> [EXERCISE REQUIREMENTS]:
Leave out the pictures and copy everything else below exactly.

> [DATA PROVIDED]:
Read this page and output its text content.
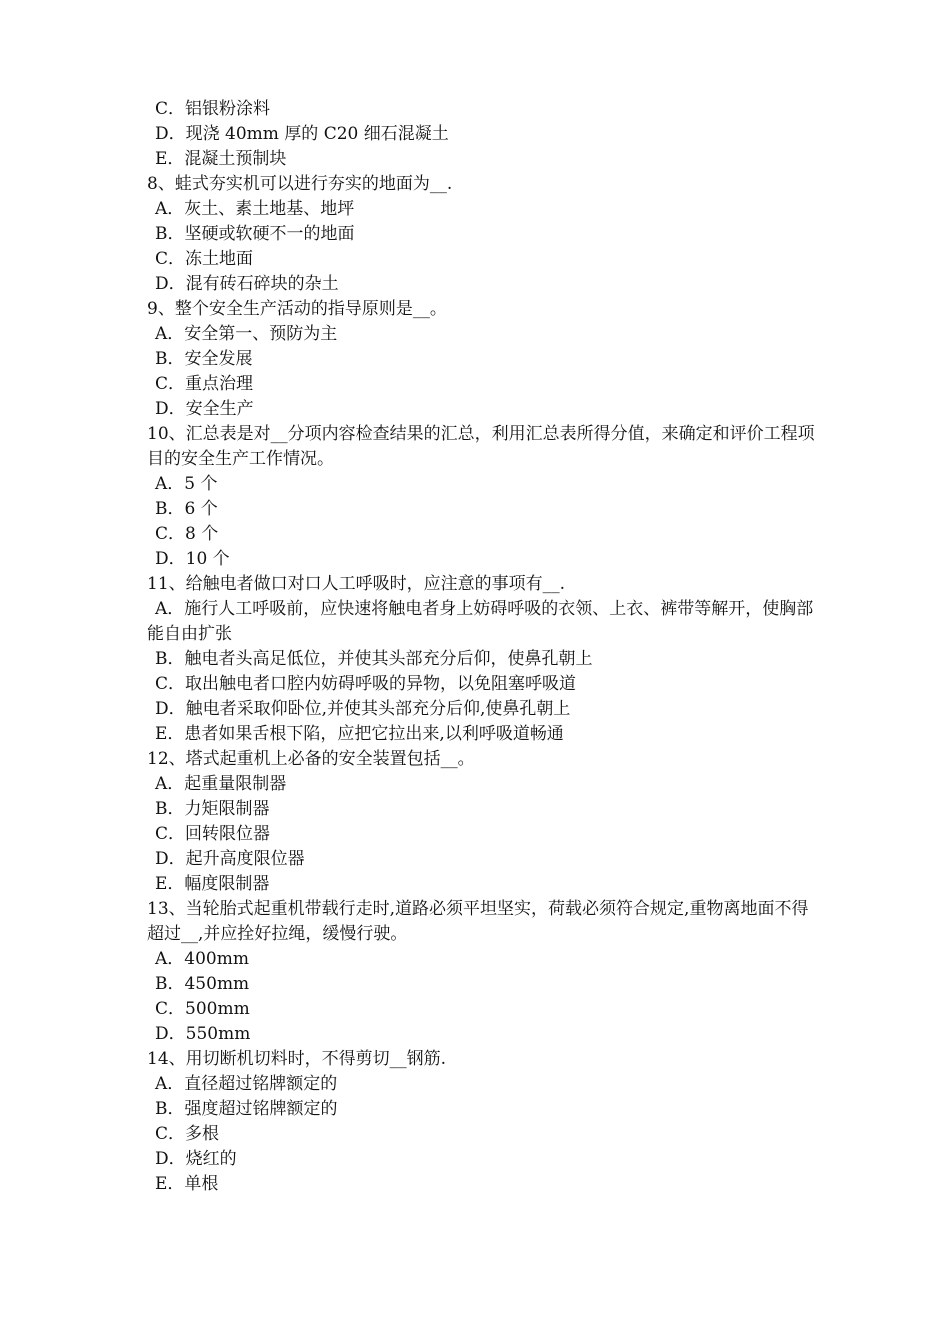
C．铝银粉涂料
D．现浇 40mm 厚的 C20 细石混凝土
E．混凝土预制块
8、蛙式夯实机可以进行夯实的地面为__.
A．灰土、素土地基、地坪
B．坚硬或软硬不一的地面
C．冻土地面
D．混有砖石碎块的杂土
9、整个安全生产活动的指导原则是__。
A．安全第一、预防为主
B．安全发展
C．重点治理
D．安全生产
10、汇总表是对__分项内容检查结果的汇总，利用汇总表所得分值，来确定和评价工程项目的安全生产工作情况。
A．5 个
B．6 个
C．8 个
D．10 个
11、给触电者做口对口人工呼吸时，应注意的事项有__.
A．施行人工呼吸前，应快速将触电者身上妨碍呼吸的衣领、上衣、裤带等解开，使胸部能自由扩张
B．触电者头高足低位，并使其头部充分后仰，使鼻孔朝上
C．取出触电者口腔内妨碍呼吸的异物，以免阻塞呼吸道
D．触电者采取仰卧位,并使其头部充分后仰,使鼻孔朝上
E．患者如果舌根下陷，应把它拉出来,以利呼吸道畅通
12、塔式起重机上必备的安全装置包括__。
A．起重量限制器
B．力矩限制器
C．回转限位器
D．起升高度限位器
E．幅度限制器
13、当轮胎式起重机带载行走时,道路必须平坦坚实，荷载必须符合规定,重物离地面不得超过__,并应拴好拉绳，缓慢行驶。
A．400mm
B．450mm
C．500mm
D．550mm
14、用切断机切料时，不得剪切__钢筋.
A．直径超过铭牌额定的
B．强度超过铭牌额定的
C．多根
D．烧红的
E．单根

> [EXERCISE SOLUTION]:
Read this page and output its text content.
C．铝银粉涂料
D．现浇 40mm 厚的 C20 细石混凝土
E．混凝土预制块
8、蛙式夯实机可以进行夯实的地面为__.
A．灰土、素土地基、地坪
B．坚硬或软硬不一的地面
C．冻土地面
D．混有砖石碎块的杂土
9、整个安全生产活动的指导原则是__。
A．安全第一、预防为主
B．安全发展
C．重点治理
D．安全生产
10、汇总表是对__分项内容检查结果的汇总，利用汇总表所得分值，来确定和评价工程项目的安全生产工作情况。
A．5 个
B．6 个
C．8 个
D．10 个
11、给触电者做口对口人工呼吸时，应注意的事项有__.
A．施行人工呼吸前，应快速将触电者身上妨碍呼吸的衣领、上衣、裤带等解开，使胸部能自由扩张
B．触电者头高足低位，并使其头部充分后仰，使鼻孔朝上
C．取出触电者口腔内妨碍呼吸的异物，以免阻塞呼吸道
D．触电者采取仰卧位,并使其头部充分后仰,使鼻孔朝上
E．患者如果舌根下陷，应把它拉出来,以利呼吸道畅通
12、塔式起重机上必备的安全装置包括__。
A．起重量限制器
B．力矩限制器
C．回转限位器
D．起升高度限位器
E．幅度限制器
13、当轮胎式起重机带载行走时,道路必须平坦坚实，荷载必须符合规定,重物离地面不得超过__,并应拴好拉绳，缓慢行驶。
A．400mm
B．450mm
C．500mm
D．550mm
14、用切断机切料时，不得剪切__钢筋.
A．直径超过铭牌额定的
B．强度超过铭牌额定的
C．多根
D．烧红的
E．单根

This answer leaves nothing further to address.